[Data records]
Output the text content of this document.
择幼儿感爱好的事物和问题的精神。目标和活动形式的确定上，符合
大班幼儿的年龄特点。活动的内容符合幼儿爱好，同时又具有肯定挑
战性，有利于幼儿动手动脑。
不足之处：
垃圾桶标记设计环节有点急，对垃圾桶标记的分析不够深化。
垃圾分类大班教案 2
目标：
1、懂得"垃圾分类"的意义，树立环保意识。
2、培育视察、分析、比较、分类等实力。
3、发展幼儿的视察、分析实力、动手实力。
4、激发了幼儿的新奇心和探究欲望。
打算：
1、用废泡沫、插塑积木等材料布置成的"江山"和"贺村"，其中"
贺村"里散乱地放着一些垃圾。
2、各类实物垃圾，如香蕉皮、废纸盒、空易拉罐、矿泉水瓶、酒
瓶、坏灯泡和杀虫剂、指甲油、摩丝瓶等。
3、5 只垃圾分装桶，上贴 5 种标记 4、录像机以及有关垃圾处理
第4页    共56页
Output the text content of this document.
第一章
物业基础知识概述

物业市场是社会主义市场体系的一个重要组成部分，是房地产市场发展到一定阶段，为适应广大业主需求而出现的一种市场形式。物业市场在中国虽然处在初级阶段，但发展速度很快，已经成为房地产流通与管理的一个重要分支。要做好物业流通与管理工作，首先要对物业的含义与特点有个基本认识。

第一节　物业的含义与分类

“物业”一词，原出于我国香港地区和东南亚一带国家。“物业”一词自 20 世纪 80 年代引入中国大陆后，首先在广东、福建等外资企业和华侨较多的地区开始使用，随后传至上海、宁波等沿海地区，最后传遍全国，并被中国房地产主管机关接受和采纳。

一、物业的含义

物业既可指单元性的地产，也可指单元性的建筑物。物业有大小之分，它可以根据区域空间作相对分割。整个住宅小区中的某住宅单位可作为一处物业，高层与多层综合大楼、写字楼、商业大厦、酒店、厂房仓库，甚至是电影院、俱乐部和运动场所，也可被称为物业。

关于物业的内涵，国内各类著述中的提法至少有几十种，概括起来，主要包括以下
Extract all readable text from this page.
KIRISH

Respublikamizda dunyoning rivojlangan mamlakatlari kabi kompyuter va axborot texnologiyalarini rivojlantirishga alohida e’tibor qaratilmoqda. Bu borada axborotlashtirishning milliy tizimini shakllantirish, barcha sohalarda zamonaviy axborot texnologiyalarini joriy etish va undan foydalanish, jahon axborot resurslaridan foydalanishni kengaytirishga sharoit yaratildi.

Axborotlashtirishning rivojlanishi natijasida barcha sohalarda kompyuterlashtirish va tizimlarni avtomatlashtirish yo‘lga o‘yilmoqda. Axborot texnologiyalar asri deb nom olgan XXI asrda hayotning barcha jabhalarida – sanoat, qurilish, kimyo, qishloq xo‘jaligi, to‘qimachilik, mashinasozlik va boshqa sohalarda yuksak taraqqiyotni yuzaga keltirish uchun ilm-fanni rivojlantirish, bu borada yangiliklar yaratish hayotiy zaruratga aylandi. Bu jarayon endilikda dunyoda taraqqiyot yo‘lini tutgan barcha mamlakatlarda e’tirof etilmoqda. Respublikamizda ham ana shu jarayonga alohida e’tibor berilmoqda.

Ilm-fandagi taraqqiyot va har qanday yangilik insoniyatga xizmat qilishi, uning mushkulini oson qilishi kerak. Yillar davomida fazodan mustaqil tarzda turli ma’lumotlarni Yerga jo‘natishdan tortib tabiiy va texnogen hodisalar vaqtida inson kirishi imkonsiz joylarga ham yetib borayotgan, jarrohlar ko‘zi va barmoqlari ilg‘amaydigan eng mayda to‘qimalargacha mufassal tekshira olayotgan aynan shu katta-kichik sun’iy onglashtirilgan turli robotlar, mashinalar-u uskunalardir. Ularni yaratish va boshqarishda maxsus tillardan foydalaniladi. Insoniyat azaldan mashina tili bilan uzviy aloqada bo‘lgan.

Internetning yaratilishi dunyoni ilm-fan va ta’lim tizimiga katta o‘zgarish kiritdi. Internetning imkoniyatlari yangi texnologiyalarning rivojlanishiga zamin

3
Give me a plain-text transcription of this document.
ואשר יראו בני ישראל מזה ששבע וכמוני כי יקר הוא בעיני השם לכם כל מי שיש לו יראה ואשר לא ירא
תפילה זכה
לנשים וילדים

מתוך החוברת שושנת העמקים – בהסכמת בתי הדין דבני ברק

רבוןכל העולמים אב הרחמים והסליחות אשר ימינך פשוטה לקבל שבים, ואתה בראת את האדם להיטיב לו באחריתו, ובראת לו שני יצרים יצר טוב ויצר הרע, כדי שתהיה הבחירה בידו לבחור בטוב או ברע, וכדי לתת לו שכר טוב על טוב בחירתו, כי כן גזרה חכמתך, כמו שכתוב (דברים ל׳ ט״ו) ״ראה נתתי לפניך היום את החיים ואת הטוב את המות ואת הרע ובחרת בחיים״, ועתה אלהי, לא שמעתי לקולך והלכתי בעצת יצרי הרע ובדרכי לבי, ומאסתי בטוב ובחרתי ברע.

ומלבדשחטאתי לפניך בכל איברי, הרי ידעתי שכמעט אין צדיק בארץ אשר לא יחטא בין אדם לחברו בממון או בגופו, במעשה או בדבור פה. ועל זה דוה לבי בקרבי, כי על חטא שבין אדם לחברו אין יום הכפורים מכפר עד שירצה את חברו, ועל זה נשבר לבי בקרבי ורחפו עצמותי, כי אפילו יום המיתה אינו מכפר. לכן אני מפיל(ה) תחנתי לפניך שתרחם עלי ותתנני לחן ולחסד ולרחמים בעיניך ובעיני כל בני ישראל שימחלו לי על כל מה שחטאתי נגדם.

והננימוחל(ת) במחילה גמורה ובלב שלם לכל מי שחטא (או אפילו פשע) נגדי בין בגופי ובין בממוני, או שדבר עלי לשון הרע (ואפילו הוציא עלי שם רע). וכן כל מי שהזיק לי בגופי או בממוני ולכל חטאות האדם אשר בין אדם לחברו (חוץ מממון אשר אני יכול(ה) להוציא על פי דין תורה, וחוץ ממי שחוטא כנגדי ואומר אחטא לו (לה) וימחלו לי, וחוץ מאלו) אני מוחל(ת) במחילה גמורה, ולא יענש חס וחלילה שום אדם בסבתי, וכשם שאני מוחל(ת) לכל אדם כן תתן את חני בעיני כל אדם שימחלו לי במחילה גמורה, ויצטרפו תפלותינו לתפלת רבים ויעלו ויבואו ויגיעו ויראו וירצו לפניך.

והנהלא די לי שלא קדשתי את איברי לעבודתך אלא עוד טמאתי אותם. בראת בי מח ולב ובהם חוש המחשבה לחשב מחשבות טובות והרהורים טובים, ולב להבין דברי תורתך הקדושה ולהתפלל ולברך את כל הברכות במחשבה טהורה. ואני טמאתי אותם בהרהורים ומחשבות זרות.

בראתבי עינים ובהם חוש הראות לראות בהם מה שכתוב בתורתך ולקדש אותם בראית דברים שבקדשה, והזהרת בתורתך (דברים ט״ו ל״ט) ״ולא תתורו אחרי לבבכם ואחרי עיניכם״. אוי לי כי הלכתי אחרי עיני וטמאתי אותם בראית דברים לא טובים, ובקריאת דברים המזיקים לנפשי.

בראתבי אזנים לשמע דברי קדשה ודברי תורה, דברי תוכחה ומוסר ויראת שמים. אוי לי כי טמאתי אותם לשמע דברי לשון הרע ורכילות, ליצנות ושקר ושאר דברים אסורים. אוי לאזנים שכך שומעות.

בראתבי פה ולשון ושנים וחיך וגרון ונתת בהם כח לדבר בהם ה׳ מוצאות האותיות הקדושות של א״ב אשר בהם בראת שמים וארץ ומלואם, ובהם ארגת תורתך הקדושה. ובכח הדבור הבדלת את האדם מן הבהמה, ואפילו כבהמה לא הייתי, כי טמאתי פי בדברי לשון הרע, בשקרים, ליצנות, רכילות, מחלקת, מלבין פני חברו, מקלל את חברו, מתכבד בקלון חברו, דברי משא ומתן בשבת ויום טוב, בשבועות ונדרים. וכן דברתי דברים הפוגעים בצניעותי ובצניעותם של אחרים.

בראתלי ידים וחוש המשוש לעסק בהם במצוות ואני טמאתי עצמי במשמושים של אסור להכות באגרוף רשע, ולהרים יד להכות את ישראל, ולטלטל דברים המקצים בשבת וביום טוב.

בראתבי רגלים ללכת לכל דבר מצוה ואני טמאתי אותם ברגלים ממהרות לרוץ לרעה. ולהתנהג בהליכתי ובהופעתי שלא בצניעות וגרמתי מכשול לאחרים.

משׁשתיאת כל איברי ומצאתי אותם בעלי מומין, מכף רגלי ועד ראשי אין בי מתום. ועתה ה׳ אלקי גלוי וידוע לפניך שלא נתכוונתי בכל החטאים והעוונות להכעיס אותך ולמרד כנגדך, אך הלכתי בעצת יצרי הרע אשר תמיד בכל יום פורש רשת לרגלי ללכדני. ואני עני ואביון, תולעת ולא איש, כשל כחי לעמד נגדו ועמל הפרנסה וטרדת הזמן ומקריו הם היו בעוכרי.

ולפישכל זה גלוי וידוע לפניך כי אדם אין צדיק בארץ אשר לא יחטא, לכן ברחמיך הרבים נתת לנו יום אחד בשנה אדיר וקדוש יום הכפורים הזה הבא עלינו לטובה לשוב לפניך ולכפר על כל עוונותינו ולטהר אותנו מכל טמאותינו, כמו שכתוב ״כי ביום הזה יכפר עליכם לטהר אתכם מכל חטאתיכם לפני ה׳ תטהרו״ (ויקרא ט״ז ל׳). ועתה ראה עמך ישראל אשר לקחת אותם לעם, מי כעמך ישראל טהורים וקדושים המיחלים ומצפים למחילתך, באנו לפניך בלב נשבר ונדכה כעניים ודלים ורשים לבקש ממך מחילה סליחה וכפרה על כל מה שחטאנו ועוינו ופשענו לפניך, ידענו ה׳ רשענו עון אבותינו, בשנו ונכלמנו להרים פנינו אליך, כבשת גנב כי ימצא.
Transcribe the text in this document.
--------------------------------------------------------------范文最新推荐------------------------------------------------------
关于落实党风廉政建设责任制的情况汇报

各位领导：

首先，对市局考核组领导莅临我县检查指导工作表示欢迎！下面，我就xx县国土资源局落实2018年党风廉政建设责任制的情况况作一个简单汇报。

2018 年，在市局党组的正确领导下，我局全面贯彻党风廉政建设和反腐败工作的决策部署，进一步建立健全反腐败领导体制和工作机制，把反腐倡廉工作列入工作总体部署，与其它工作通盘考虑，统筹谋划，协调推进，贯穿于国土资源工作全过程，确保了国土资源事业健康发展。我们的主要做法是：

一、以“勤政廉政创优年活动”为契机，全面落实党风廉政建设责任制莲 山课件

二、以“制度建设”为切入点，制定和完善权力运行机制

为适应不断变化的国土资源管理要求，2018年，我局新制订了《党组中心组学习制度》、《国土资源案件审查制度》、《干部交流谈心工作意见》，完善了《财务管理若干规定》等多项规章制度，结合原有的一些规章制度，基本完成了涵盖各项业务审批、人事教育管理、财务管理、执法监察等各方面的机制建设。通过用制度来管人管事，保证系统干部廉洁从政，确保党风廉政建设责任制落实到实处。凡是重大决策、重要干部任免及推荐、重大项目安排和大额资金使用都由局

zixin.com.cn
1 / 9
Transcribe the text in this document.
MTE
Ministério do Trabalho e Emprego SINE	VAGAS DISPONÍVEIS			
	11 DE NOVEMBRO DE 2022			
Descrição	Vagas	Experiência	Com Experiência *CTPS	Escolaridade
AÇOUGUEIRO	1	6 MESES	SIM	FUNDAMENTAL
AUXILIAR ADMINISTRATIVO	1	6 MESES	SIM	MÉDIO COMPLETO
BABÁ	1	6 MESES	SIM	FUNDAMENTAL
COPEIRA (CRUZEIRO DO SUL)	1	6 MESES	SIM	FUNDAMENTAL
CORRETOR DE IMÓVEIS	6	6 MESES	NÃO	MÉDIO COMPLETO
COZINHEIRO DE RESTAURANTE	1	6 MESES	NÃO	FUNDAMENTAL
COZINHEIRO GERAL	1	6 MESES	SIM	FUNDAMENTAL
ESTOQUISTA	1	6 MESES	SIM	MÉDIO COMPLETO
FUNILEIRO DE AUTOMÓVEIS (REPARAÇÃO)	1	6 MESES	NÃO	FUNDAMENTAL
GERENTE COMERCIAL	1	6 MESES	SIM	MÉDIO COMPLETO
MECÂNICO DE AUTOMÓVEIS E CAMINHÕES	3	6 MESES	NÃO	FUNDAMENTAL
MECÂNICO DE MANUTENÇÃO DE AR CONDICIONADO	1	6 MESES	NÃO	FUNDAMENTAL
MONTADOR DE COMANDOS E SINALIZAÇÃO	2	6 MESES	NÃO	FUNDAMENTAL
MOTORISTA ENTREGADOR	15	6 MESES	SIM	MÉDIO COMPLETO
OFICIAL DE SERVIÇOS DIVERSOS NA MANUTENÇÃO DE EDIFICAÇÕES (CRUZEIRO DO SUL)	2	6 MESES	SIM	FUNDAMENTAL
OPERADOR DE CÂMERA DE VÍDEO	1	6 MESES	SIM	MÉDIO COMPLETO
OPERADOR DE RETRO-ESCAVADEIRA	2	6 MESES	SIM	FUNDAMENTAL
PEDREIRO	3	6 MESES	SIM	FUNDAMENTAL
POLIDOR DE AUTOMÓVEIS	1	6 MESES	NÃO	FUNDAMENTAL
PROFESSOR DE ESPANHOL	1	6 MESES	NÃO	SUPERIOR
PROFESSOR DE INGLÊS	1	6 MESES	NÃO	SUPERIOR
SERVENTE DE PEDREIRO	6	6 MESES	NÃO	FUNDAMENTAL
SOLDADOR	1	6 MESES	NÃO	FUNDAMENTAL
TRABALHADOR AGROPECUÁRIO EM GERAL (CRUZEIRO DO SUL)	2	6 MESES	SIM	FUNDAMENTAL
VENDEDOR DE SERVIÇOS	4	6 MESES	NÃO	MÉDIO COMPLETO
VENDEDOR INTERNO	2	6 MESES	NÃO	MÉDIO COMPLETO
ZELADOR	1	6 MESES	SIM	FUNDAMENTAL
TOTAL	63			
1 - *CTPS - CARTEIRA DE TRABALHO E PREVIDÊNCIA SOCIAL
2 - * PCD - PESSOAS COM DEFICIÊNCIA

## Instructions to follow:
Extract, from the material above, each line holding the word "ליצנות".

## Result below:
בראתבי אזנים לשמע דברי קדשה ודברי תורה, דברי תוכחה ומוסר ויראת שמים. אוי לי כי טמאתי אותם לשמע דברי לשון הרע ורכילות, ליצנות ושקר ושאר דברים אסורים. אוי לאזנים שכך שומעות.
בראתבי פה ולשון ושנים וחיך וגרון ונתת בהם כח לדבר בהם ה׳ מוצאות האותיות הקדושות של א״ב אשר בהם בראת שמים וארץ ומלואם, ובהם ארגת תורתך הקדושה. ובכח הדבור הבדלת את האדם מן הבהמה, ואפילו כבהמה לא הייתי, כי טמאתי פי בדברי לשון הרע, בשקרים, ליצנות, רכילות, מחלקת, מלבין פני חברו, מקלל את חברו, מתכבד בקלון חברו, דברי משא ומתן בשבת ויום טוב, בשבועות ונדרים. וכן דברתי דברים הפוגעים בצניעותי ובצניעותם של אחרים.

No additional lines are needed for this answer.